(Rows from a dataset)
____________

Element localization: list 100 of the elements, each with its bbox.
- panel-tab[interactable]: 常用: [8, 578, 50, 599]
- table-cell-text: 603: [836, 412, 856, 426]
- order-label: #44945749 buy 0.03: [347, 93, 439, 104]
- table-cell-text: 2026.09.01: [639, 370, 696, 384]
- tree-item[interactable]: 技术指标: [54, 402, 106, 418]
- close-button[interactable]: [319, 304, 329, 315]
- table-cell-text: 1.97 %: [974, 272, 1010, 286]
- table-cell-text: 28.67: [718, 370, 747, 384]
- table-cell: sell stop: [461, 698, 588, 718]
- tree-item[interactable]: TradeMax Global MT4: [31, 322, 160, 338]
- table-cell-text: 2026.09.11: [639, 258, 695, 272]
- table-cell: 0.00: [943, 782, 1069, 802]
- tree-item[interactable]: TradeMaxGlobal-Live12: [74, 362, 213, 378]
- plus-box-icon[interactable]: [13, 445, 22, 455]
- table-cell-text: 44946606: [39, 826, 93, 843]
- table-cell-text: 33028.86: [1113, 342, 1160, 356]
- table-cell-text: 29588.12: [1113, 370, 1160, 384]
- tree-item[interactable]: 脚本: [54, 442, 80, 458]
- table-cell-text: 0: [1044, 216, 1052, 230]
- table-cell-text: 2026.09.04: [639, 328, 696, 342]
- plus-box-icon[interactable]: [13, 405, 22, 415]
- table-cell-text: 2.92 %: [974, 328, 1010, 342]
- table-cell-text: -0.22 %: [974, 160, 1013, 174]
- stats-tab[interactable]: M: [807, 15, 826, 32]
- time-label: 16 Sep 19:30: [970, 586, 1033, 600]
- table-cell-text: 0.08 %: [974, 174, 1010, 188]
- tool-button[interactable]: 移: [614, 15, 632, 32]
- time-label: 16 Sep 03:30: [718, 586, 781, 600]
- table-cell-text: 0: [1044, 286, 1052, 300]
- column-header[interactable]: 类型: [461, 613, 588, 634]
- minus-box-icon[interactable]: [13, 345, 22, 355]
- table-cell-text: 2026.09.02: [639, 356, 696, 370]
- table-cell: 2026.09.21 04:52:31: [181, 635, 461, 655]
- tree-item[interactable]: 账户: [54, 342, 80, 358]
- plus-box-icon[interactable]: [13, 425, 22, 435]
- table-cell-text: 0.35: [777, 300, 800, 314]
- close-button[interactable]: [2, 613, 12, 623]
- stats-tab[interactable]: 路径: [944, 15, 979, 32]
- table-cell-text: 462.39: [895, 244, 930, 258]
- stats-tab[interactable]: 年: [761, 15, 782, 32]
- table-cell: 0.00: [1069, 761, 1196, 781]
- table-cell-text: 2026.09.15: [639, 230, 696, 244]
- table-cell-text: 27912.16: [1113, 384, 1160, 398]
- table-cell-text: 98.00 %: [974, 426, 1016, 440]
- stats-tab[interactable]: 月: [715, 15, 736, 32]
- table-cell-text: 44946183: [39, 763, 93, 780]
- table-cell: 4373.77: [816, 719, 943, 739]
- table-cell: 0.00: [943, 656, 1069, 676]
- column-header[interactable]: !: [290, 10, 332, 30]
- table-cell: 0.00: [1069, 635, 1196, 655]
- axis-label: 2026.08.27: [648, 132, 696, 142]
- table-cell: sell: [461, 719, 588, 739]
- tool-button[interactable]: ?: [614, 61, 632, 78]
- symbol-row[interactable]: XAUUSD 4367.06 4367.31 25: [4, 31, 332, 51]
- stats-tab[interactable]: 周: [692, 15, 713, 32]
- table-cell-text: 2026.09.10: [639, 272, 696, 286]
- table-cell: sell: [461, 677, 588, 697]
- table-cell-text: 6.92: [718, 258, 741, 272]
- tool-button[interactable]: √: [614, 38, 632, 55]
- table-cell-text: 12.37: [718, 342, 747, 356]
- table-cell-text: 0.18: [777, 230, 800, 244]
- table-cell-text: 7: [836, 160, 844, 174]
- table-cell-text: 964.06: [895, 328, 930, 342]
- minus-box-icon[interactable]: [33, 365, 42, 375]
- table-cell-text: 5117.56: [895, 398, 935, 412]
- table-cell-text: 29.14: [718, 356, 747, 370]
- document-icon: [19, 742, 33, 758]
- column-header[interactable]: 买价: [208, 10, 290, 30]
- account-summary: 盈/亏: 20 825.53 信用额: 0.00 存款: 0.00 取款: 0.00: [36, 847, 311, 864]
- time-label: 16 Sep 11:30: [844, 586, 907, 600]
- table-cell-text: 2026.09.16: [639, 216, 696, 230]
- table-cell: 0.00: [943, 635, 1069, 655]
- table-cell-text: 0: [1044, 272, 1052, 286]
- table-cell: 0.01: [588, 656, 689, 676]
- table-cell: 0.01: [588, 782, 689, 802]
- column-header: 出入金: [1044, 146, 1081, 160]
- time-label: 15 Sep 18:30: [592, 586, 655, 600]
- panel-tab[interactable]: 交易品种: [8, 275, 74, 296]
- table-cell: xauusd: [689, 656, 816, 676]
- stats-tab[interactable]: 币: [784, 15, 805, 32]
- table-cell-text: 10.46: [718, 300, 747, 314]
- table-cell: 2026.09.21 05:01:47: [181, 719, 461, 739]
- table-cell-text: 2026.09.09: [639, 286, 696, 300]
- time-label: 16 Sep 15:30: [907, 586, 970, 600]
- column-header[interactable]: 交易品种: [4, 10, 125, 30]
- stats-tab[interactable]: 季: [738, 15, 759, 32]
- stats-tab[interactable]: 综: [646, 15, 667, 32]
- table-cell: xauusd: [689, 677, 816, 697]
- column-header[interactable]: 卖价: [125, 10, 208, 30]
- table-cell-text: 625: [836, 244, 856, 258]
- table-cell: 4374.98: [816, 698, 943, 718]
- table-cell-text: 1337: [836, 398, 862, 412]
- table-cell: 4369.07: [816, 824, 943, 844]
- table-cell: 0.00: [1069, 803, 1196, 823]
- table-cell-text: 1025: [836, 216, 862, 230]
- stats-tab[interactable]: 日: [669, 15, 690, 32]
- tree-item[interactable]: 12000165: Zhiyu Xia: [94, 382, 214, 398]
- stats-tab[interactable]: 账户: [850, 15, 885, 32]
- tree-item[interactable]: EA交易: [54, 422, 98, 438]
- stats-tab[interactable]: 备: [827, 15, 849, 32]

____________

--- WHAT YOU WILL DO ---
Can you return, unchanged, every line from the very first one through the line that contains "- close-button[interactable]: [319, 304, 329, 315]", with both of those lines included?

--- CORRECT RESULT ---
Element localization: list 100 of the elements, each with its bbox.
- panel-tab[interactable]: 常用: [8, 578, 50, 599]
- table-cell-text: 603: [836, 412, 856, 426]
- order-label: #44945749 buy 0.03: [347, 93, 439, 104]
- table-cell-text: 2026.09.01: [639, 370, 696, 384]
- tree-item[interactable]: 技术指标: [54, 402, 106, 418]
- close-button[interactable]: [319, 304, 329, 315]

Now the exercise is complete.